**SET PROBLEM**: Wherever the string "Email" appears, copy the whole line.

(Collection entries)
::::

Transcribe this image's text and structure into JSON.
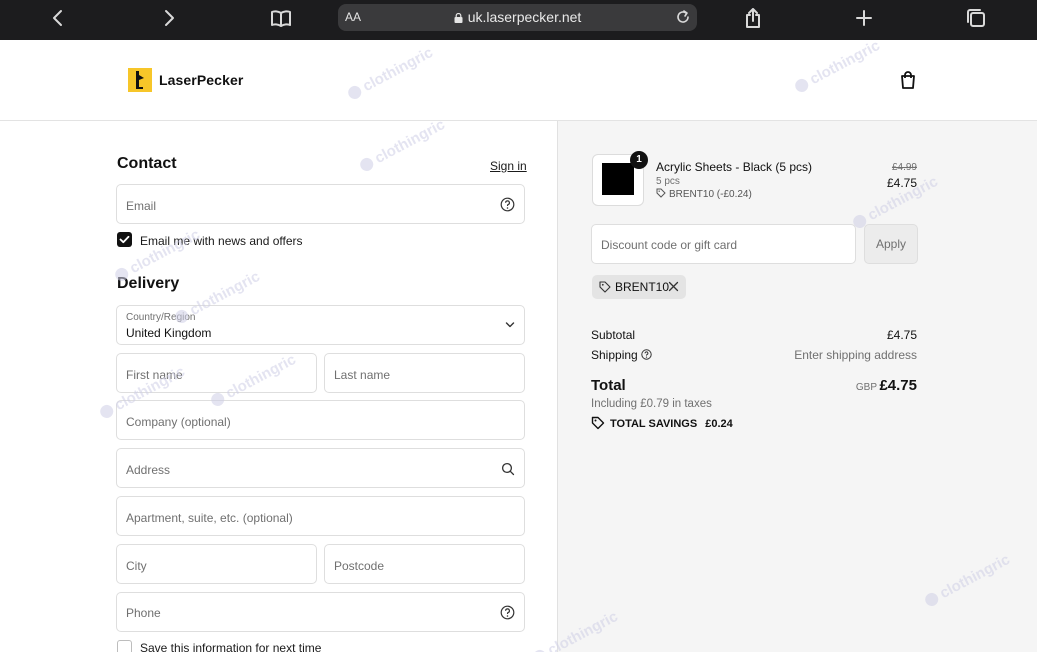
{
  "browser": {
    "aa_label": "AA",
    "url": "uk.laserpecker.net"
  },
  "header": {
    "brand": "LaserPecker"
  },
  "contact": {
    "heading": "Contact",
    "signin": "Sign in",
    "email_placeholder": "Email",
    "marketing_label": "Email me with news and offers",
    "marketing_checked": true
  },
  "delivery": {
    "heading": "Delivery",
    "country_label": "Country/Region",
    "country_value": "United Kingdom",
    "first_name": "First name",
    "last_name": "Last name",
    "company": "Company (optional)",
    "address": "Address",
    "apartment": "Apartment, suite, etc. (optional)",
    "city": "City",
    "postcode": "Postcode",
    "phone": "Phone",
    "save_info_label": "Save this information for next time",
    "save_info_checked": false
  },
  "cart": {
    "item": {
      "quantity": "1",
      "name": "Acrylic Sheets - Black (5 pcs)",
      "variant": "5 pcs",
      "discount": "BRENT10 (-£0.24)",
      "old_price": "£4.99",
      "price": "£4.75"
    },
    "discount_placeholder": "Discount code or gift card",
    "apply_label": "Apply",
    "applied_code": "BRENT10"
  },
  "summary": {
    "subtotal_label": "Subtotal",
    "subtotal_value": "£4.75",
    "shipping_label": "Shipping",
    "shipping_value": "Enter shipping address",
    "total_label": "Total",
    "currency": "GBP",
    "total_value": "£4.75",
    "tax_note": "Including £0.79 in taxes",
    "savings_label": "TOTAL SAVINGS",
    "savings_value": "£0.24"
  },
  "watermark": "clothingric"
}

::::

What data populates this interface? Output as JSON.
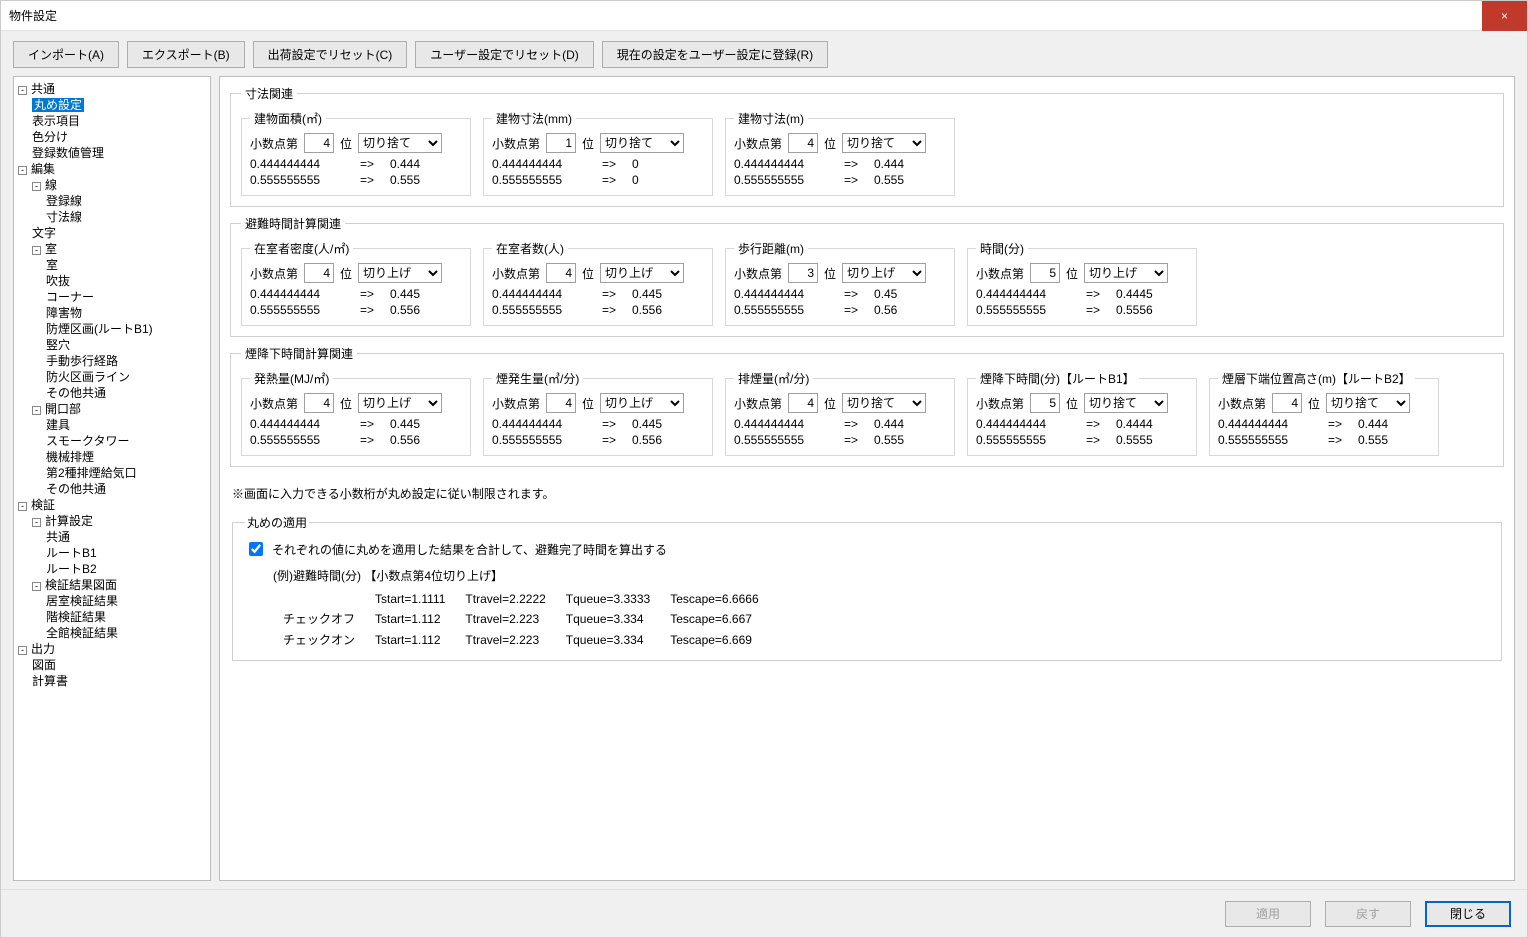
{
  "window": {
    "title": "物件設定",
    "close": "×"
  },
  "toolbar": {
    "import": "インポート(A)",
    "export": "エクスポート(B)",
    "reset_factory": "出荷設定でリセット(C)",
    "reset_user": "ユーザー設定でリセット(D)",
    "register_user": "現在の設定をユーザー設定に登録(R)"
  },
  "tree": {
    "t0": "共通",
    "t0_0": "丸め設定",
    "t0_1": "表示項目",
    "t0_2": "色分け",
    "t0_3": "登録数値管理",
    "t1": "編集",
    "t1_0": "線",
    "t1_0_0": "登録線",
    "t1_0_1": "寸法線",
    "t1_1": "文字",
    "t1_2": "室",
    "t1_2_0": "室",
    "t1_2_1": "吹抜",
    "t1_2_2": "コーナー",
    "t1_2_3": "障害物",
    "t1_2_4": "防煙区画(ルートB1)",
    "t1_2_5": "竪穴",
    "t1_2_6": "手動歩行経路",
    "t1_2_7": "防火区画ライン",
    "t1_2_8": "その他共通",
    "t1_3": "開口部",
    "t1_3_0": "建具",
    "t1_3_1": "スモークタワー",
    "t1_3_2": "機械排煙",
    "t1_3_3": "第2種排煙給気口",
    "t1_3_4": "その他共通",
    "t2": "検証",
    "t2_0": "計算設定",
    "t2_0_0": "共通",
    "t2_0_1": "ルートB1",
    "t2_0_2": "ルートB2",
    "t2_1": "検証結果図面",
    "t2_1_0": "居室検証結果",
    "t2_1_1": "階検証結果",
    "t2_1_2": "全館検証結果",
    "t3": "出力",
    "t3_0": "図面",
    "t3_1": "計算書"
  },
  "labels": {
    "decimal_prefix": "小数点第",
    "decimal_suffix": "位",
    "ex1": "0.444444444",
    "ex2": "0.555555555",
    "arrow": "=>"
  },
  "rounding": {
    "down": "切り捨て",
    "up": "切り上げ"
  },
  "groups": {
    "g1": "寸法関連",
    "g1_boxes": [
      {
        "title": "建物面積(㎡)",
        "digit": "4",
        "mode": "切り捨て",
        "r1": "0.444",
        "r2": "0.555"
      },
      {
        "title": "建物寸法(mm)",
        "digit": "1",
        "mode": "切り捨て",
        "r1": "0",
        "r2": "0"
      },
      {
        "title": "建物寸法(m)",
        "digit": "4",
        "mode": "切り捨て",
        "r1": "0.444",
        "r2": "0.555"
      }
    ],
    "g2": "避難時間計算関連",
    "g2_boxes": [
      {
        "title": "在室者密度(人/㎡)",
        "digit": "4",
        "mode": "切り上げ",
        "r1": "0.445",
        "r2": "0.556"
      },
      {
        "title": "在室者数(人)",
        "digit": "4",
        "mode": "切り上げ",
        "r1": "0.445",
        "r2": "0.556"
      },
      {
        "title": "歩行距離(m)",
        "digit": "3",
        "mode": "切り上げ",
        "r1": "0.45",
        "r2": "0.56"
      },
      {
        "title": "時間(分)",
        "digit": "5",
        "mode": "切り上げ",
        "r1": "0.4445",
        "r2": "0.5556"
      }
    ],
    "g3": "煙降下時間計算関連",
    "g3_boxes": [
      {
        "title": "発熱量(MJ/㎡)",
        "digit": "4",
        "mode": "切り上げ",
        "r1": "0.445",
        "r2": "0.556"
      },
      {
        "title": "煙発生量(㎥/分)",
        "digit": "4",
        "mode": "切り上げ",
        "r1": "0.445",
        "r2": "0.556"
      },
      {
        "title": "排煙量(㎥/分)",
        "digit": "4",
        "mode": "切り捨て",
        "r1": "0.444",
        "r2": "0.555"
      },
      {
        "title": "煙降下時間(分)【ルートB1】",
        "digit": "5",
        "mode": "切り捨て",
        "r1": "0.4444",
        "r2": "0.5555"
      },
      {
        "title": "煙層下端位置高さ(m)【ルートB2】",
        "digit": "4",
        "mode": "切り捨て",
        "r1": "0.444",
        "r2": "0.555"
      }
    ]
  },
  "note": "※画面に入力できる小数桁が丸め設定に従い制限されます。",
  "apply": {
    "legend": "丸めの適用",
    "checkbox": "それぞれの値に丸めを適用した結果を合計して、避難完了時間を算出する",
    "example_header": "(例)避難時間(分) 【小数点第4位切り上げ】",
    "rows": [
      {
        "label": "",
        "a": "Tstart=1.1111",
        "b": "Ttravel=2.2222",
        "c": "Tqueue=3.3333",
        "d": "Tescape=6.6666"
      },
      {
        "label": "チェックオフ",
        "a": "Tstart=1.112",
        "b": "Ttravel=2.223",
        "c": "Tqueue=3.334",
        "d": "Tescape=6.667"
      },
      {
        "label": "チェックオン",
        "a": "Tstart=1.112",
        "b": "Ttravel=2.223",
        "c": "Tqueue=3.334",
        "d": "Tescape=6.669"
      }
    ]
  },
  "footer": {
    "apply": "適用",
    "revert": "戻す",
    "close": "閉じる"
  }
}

::::

**TASK OUTPUT**:
    "email_placeholder": "Email",
    "marketing_label": "Email me with news and offers",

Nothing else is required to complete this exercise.